[Excerpts from a figure dataset]
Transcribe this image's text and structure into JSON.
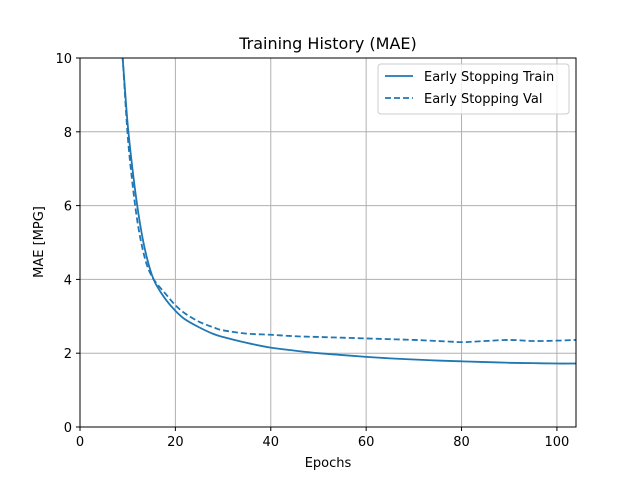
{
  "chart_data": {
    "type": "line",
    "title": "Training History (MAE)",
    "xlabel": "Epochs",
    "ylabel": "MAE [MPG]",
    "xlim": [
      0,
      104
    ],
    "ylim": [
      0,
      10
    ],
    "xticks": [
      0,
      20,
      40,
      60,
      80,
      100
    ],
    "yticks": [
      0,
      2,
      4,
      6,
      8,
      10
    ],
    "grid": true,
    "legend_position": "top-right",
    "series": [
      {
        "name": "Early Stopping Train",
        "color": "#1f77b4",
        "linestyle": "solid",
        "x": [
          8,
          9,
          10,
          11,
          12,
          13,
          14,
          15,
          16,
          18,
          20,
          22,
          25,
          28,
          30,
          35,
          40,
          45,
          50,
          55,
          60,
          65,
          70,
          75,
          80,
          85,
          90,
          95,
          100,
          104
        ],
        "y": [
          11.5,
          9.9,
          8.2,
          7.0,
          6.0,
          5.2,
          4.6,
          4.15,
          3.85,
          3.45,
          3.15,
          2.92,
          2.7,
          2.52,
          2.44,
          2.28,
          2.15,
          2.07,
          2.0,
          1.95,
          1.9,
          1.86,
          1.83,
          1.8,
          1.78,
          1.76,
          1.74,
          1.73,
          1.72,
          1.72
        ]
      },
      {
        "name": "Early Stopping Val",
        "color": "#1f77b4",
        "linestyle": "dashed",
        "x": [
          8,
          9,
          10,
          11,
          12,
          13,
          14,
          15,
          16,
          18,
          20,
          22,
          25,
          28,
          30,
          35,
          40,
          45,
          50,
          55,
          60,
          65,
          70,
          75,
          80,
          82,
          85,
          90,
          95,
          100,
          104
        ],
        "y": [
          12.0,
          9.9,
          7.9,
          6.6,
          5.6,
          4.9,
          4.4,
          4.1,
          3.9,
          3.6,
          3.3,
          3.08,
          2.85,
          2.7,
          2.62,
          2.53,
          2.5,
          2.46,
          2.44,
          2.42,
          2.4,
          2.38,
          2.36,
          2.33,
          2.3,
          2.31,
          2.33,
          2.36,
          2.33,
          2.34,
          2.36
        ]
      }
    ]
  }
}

- _Aim_
Write every entry out again exactly, dropping the pictures.

- _Reply to the task_
Transcribe this image's text and structure into JSON.
{
  "chart_data": {
    "type": "line",
    "title": "Training History (MAE)",
    "xlabel": "Epochs",
    "ylabel": "MAE [MPG]",
    "xlim": [
      0,
      104
    ],
    "ylim": [
      0,
      10
    ],
    "xticks": [
      0,
      20,
      40,
      60,
      80,
      100
    ],
    "yticks": [
      0,
      2,
      4,
      6,
      8,
      10
    ],
    "grid": true,
    "legend_position": "top-right",
    "series": [
      {
        "name": "Early Stopping Train",
        "color": "#1f77b4",
        "linestyle": "solid",
        "x": [
          8,
          9,
          10,
          11,
          12,
          13,
          14,
          15,
          16,
          18,
          20,
          22,
          25,
          28,
          30,
          35,
          40,
          45,
          50,
          55,
          60,
          65,
          70,
          75,
          80,
          85,
          90,
          95,
          100,
          104
        ],
        "y": [
          11.5,
          9.9,
          8.2,
          7.0,
          6.0,
          5.2,
          4.6,
          4.15,
          3.85,
          3.45,
          3.15,
          2.92,
          2.7,
          2.52,
          2.44,
          2.28,
          2.15,
          2.07,
          2.0,
          1.95,
          1.9,
          1.86,
          1.83,
          1.8,
          1.78,
          1.76,
          1.74,
          1.73,
          1.72,
          1.72
        ]
      },
      {
        "name": "Early Stopping Val",
        "color": "#1f77b4",
        "linestyle": "dashed",
        "x": [
          8,
          9,
          10,
          11,
          12,
          13,
          14,
          15,
          16,
          18,
          20,
          22,
          25,
          28,
          30,
          35,
          40,
          45,
          50,
          55,
          60,
          65,
          70,
          75,
          80,
          82,
          85,
          90,
          95,
          100,
          104
        ],
        "y": [
          12.0,
          9.9,
          7.9,
          6.6,
          5.6,
          4.9,
          4.4,
          4.1,
          3.9,
          3.6,
          3.3,
          3.08,
          2.85,
          2.7,
          2.62,
          2.53,
          2.5,
          2.46,
          2.44,
          2.42,
          2.4,
          2.38,
          2.36,
          2.33,
          2.3,
          2.31,
          2.33,
          2.36,
          2.33,
          2.34,
          2.36
        ]
      }
    ]
  }
}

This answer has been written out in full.